## Work to be completed
Repeat every line verbatim, starting with the one containing "next-setting-button[interactable]: Valor siguiente" and going down through the one containing "apply-button[interactable]: Aplicar <box>970".

Part of a data file:

============================================================

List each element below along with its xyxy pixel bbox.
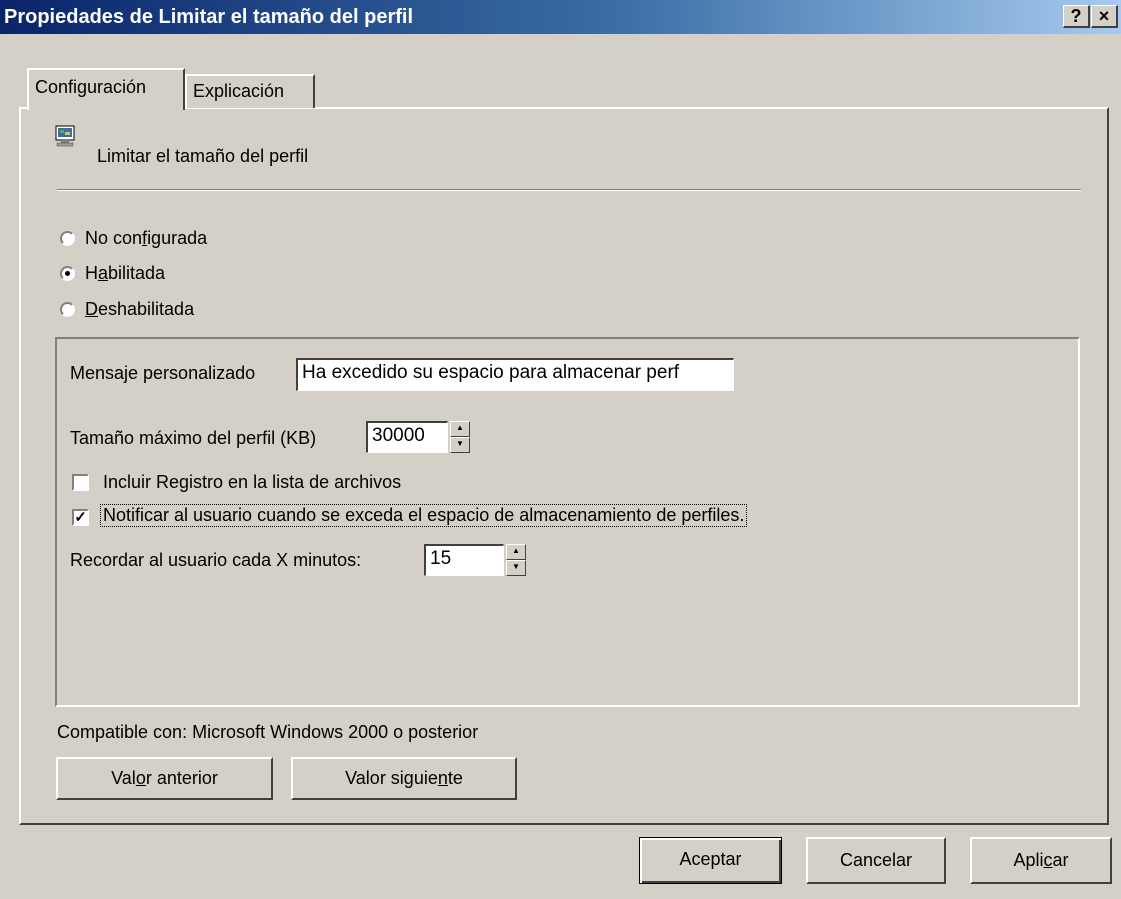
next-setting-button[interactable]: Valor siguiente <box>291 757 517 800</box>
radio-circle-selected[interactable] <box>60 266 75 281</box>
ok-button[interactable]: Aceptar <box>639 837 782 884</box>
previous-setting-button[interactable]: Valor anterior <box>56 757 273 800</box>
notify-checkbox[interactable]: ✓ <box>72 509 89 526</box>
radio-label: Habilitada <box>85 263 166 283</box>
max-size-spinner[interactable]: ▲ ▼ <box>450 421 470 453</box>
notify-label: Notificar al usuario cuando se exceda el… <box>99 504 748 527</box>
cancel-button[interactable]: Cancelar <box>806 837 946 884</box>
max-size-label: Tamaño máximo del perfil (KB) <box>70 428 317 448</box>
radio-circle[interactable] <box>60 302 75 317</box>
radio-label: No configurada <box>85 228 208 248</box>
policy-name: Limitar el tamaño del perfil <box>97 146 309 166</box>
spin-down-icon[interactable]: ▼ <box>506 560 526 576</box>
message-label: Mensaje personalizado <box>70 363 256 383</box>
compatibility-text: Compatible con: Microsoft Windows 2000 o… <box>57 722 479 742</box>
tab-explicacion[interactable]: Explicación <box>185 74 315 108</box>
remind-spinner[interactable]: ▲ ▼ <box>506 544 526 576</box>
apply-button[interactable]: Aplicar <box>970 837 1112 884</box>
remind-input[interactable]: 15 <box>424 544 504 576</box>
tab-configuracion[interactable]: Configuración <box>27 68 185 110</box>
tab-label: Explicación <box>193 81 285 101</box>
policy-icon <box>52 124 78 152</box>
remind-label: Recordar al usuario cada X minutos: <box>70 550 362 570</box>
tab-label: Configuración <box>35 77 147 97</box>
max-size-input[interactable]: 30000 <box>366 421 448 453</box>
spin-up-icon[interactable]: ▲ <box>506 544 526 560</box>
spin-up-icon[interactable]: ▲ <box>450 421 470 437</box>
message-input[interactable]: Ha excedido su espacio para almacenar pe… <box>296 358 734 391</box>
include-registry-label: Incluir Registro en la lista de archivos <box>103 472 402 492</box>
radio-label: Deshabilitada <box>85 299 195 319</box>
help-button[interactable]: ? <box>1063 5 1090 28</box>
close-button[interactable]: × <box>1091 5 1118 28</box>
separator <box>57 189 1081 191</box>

============================================================

## Result of this exercise
next-setting-button[interactable]: Valor siguiente <box>291 757 517 800</box>
radio-circle-selected[interactable] <box>60 266 75 281</box>
ok-button[interactable]: Aceptar <box>639 837 782 884</box>
previous-setting-button[interactable]: Valor anterior <box>56 757 273 800</box>
notify-checkbox[interactable]: ✓ <box>72 509 89 526</box>
radio-label: Habilitada <box>85 263 166 283</box>
max-size-spinner[interactable]: ▲ ▼ <box>450 421 470 453</box>
notify-label: Notificar al usuario cuando se exceda el… <box>99 504 748 527</box>
cancel-button[interactable]: Cancelar <box>806 837 946 884</box>
max-size-label: Tamaño máximo del perfil (KB) <box>70 428 317 448</box>
radio-circle[interactable] <box>60 302 75 317</box>
radio-label: No configurada <box>85 228 208 248</box>
policy-name: Limitar el tamaño del perfil <box>97 146 309 166</box>
spin-down-icon[interactable]: ▼ <box>506 560 526 576</box>
message-label: Mensaje personalizado <box>70 363 256 383</box>
compatibility-text: Compatible con: Microsoft Windows 2000 o… <box>57 722 479 742</box>
tab-explicacion[interactable]: Explicación <box>185 74 315 108</box>
remind-spinner[interactable]: ▲ ▼ <box>506 544 526 576</box>
apply-button[interactable]: Aplicar <box>970 837 1112 884</box>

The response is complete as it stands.